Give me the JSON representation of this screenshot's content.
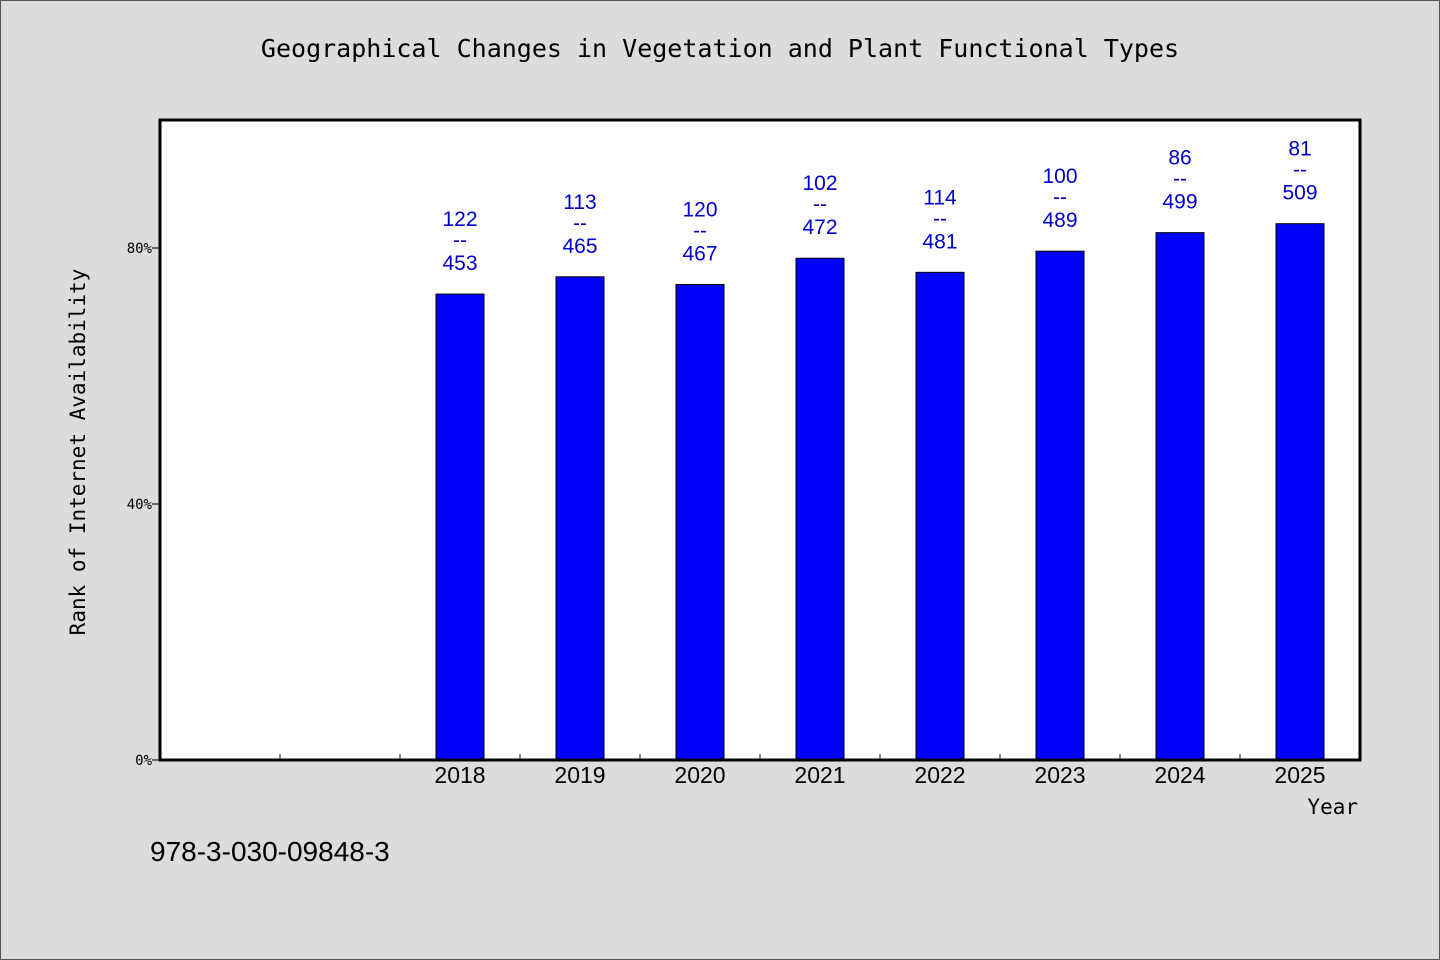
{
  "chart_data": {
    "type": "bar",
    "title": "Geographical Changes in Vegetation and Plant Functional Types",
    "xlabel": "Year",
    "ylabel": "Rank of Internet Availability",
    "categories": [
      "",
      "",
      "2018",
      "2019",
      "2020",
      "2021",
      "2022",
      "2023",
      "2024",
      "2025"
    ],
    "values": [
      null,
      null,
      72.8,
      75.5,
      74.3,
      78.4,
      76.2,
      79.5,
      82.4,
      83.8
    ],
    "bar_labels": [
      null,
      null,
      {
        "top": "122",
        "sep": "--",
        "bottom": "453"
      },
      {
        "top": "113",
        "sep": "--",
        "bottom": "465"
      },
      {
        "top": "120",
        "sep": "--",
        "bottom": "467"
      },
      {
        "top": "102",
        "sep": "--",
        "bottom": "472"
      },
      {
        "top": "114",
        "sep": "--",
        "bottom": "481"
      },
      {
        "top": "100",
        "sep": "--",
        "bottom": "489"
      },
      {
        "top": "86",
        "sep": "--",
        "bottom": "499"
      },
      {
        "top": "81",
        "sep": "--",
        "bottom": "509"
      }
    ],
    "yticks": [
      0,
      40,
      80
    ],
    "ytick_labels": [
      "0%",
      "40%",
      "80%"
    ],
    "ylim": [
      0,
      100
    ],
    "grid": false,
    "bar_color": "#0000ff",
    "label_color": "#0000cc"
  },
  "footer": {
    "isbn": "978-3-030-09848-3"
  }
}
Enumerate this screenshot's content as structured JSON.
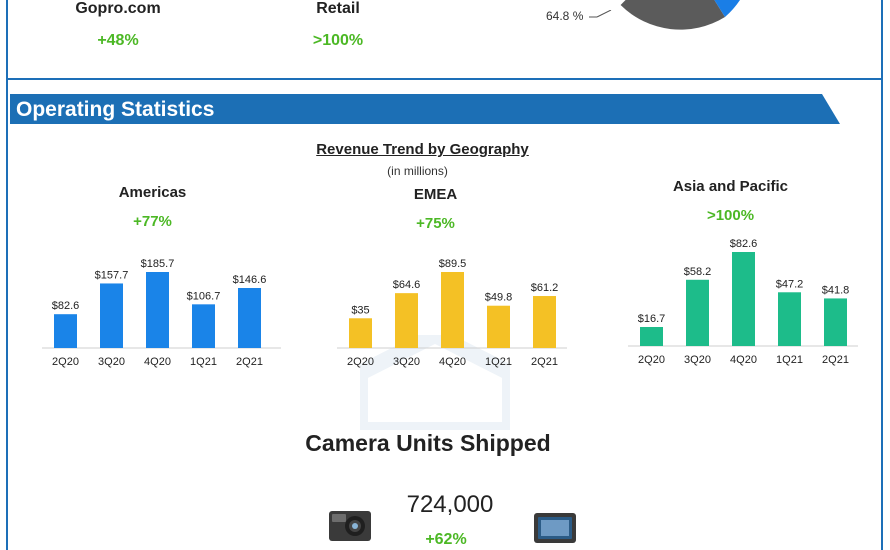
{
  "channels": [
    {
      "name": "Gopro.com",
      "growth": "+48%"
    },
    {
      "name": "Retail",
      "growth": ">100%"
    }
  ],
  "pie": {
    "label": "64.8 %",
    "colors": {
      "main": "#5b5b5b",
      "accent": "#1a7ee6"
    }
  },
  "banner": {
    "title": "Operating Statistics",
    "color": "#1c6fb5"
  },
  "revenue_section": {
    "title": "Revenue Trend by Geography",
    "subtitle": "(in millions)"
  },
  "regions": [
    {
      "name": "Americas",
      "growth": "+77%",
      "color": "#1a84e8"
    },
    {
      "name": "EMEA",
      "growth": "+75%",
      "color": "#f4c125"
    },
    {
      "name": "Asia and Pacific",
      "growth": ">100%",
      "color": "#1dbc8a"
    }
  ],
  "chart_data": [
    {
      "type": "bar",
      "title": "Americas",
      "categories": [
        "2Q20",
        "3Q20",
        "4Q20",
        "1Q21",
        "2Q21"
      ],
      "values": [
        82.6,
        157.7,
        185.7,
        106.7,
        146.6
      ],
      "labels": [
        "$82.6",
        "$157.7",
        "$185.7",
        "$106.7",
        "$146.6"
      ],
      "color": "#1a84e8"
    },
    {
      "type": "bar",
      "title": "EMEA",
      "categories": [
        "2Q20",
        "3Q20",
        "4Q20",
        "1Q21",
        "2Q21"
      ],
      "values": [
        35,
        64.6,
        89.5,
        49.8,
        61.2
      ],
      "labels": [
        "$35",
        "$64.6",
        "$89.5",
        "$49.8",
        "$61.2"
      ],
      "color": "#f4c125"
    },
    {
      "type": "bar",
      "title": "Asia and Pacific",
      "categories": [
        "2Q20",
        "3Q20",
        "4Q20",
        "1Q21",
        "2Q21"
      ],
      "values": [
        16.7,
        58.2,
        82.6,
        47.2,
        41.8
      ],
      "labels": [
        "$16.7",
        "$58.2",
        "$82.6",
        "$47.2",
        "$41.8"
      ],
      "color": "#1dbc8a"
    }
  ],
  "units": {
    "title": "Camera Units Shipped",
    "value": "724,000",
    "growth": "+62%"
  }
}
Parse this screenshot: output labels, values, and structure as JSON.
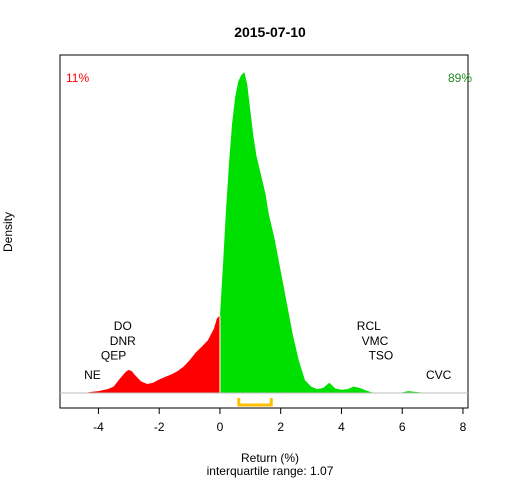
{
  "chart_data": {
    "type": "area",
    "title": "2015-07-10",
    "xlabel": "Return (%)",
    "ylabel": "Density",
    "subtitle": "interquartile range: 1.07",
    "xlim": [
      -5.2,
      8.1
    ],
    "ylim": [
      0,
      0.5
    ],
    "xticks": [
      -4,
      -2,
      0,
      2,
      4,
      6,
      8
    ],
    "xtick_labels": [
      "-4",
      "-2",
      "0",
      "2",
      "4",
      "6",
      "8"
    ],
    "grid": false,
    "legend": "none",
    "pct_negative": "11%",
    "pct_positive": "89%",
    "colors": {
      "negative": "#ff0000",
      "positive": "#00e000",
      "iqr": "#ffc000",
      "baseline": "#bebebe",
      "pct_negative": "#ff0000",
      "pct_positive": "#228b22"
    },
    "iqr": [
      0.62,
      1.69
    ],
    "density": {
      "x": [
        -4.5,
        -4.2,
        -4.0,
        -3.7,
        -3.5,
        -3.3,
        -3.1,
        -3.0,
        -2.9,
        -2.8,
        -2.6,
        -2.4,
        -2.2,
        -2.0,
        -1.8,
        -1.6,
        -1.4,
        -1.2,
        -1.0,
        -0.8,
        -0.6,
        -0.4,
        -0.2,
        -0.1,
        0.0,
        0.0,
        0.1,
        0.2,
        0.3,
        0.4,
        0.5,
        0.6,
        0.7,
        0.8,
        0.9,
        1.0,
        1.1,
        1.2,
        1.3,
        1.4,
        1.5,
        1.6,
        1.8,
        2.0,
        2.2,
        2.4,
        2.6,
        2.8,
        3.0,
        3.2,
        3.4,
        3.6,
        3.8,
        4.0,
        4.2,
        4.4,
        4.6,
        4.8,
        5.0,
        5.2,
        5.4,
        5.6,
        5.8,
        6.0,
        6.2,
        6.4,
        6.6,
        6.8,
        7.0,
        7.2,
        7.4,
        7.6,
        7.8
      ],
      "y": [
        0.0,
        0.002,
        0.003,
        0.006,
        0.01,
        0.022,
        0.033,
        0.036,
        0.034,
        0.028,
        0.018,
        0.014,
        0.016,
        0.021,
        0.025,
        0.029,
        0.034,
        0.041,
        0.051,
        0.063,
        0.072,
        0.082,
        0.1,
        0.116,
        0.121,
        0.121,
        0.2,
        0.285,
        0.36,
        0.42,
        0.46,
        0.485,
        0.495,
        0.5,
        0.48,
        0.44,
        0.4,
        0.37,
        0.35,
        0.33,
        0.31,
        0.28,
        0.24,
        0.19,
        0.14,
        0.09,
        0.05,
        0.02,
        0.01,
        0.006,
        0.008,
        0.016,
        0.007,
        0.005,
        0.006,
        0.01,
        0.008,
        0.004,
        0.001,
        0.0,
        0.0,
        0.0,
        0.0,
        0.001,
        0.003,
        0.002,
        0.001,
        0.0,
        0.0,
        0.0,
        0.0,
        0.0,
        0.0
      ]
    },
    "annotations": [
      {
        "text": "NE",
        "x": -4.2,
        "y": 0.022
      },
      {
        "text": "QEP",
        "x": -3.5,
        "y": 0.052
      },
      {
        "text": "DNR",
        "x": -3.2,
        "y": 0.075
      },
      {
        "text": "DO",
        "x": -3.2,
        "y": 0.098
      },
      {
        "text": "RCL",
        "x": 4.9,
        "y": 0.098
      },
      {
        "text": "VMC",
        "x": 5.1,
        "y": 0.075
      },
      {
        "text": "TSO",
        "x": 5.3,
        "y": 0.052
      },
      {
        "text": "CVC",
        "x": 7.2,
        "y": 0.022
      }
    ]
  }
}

▸ **THE REQUEST**:
Output all of the entries verbatim, leaving out any images.

▸ **ANSWER FOR THIS EXERCISE**:
Give me the JSON representation of this screenshot's content.
{
  "chart_data": {
    "type": "bar",
    "title": "Geographical Changes in Vegetation and Plant Functional Types",
    "xlabel": "Year",
    "ylabel": "Rank of Internet Availability",
    "categories": [
      "",
      "",
      "2018",
      "2019",
      "2020",
      "2021",
      "2022",
      "2023",
      "2024",
      "2025"
    ],
    "values": [
      null,
      null,
      72.8,
      75.5,
      74.3,
      78.4,
      76.2,
      79.5,
      82.4,
      83.8
    ],
    "bar_labels": [
      null,
      null,
      {
        "top": "122",
        "sep": "--",
        "bottom": "453"
      },
      {
        "top": "113",
        "sep": "--",
        "bottom": "465"
      },
      {
        "top": "120",
        "sep": "--",
        "bottom": "467"
      },
      {
        "top": "102",
        "sep": "--",
        "bottom": "472"
      },
      {
        "top": "114",
        "sep": "--",
        "bottom": "481"
      },
      {
        "top": "100",
        "sep": "--",
        "bottom": "489"
      },
      {
        "top": "86",
        "sep": "--",
        "bottom": "499"
      },
      {
        "top": "81",
        "sep": "--",
        "bottom": "509"
      }
    ],
    "yticks": [
      0,
      40,
      80
    ],
    "ytick_labels": [
      "0%",
      "40%",
      "80%"
    ],
    "ylim": [
      0,
      100
    ],
    "grid": false,
    "bar_color": "#0000ff",
    "label_color": "#0000cc"
  },
  "footer": {
    "isbn": "978-3-030-09848-3"
  }
}
Enumerate this screenshot's content as structured JSON.
{
  "channels": [
    {
      "name": "Gopro.com",
      "growth": "+48%"
    },
    {
      "name": "Retail",
      "growth": ">100%"
    }
  ],
  "pie": {
    "label": "64.8 %",
    "colors": {
      "main": "#5b5b5b",
      "accent": "#1a7ee6"
    }
  },
  "banner": {
    "title": "Operating Statistics",
    "color": "#1c6fb5"
  },
  "revenue_section": {
    "title": "Revenue Trend by Geography",
    "subtitle": "(in millions)"
  },
  "regions": [
    {
      "name": "Americas",
      "growth": "+77%",
      "color": "#1a84e8"
    },
    {
      "name": "EMEA",
      "growth": "+75%",
      "color": "#f4c125"
    },
    {
      "name": "Asia and Pacific",
      "growth": ">100%",
      "color": "#1dbc8a"
    }
  ],
  "chart_data": [
    {
      "type": "bar",
      "title": "Americas",
      "categories": [
        "2Q20",
        "3Q20",
        "4Q20",
        "1Q21",
        "2Q21"
      ],
      "values": [
        82.6,
        157.7,
        185.7,
        106.7,
        146.6
      ],
      "labels": [
        "$82.6",
        "$157.7",
        "$185.7",
        "$106.7",
        "$146.6"
      ],
      "color": "#1a84e8"
    },
    {
      "type": "bar",
      "title": "EMEA",
      "categories": [
        "2Q20",
        "3Q20",
        "4Q20",
        "1Q21",
        "2Q21"
      ],
      "values": [
        35,
        64.6,
        89.5,
        49.8,
        61.2
      ],
      "labels": [
        "$35",
        "$64.6",
        "$89.5",
        "$49.8",
        "$61.2"
      ],
      "color": "#f4c125"
    },
    {
      "type": "bar",
      "title": "Asia and Pacific",
      "categories": [
        "2Q20",
        "3Q20",
        "4Q20",
        "1Q21",
        "2Q21"
      ],
      "values": [
        16.7,
        58.2,
        82.6,
        47.2,
        41.8
      ],
      "labels": [
        "$16.7",
        "$58.2",
        "$82.6",
        "$47.2",
        "$41.8"
      ],
      "color": "#1dbc8a"
    }
  ],
  "units": {
    "title": "Camera Units Shipped",
    "value": "724,000",
    "growth": "+62%"
  }
}
Parse this screenshot: output labels, values, and structure as JSON.
{
  "chart_data": {
    "type": "area",
    "title": "2015-07-10",
    "xlabel": "Return (%)",
    "ylabel": "Density",
    "subtitle": "interquartile range: 1.07",
    "xlim": [
      -5.2,
      8.1
    ],
    "ylim": [
      0,
      0.5
    ],
    "xticks": [
      -4,
      -2,
      0,
      2,
      4,
      6,
      8
    ],
    "xtick_labels": [
      "-4",
      "-2",
      "0",
      "2",
      "4",
      "6",
      "8"
    ],
    "grid": false,
    "legend": "none",
    "pct_negative": "11%",
    "pct_positive": "89%",
    "colors": {
      "negative": "#ff0000",
      "positive": "#00e000",
      "iqr": "#ffc000",
      "baseline": "#bebebe",
      "pct_negative": "#ff0000",
      "pct_positive": "#228b22"
    },
    "iqr": [
      0.62,
      1.69
    ],
    "density": {
      "x": [
        -4.5,
        -4.2,
        -4.0,
        -3.7,
        -3.5,
        -3.3,
        -3.1,
        -3.0,
        -2.9,
        -2.8,
        -2.6,
        -2.4,
        -2.2,
        -2.0,
        -1.8,
        -1.6,
        -1.4,
        -1.2,
        -1.0,
        -0.8,
        -0.6,
        -0.4,
        -0.2,
        -0.1,
        0.0,
        0.0,
        0.1,
        0.2,
        0.3,
        0.4,
        0.5,
        0.6,
        0.7,
        0.8,
        0.9,
        1.0,
        1.1,
        1.2,
        1.3,
        1.4,
        1.5,
        1.6,
        1.8,
        2.0,
        2.2,
        2.4,
        2.6,
        2.8,
        3.0,
        3.2,
        3.4,
        3.6,
        3.8,
        4.0,
        4.2,
        4.4,
        4.6,
        4.8,
        5.0,
        5.2,
        5.4,
        5.6,
        5.8,
        6.0,
        6.2,
        6.4,
        6.6,
        6.8,
        7.0,
        7.2,
        7.4,
        7.6,
        7.8
      ],
      "y": [
        0.0,
        0.002,
        0.003,
        0.006,
        0.01,
        0.022,
        0.033,
        0.036,
        0.034,
        0.028,
        0.018,
        0.014,
        0.016,
        0.021,
        0.025,
        0.029,
        0.034,
        0.041,
        0.051,
        0.063,
        0.072,
        0.082,
        0.1,
        0.116,
        0.121,
        0.121,
        0.2,
        0.285,
        0.36,
        0.42,
        0.46,
        0.485,
        0.495,
        0.5,
        0.48,
        0.44,
        0.4,
        0.37,
        0.35,
        0.33,
        0.31,
        0.28,
        0.24,
        0.19,
        0.14,
        0.09,
        0.05,
        0.02,
        0.01,
        0.006,
        0.008,
        0.016,
        0.007,
        0.005,
        0.006,
        0.01,
        0.008,
        0.004,
        0.001,
        0.0,
        0.0,
        0.0,
        0.0,
        0.001,
        0.003,
        0.002,
        0.001,
        0.0,
        0.0,
        0.0,
        0.0,
        0.0,
        0.0
      ]
    },
    "annotations": [
      {
        "text": "NE",
        "x": -4.2,
        "y": 0.022
      },
      {
        "text": "QEP",
        "x": -3.5,
        "y": 0.052
      },
      {
        "text": "DNR",
        "x": -3.2,
        "y": 0.075
      },
      {
        "text": "DO",
        "x": -3.2,
        "y": 0.098
      },
      {
        "text": "RCL",
        "x": 4.9,
        "y": 0.098
      },
      {
        "text": "VMC",
        "x": 5.1,
        "y": 0.075
      },
      {
        "text": "TSO",
        "x": 5.3,
        "y": 0.052
      },
      {
        "text": "CVC",
        "x": 7.2,
        "y": 0.022
      }
    ]
  }
}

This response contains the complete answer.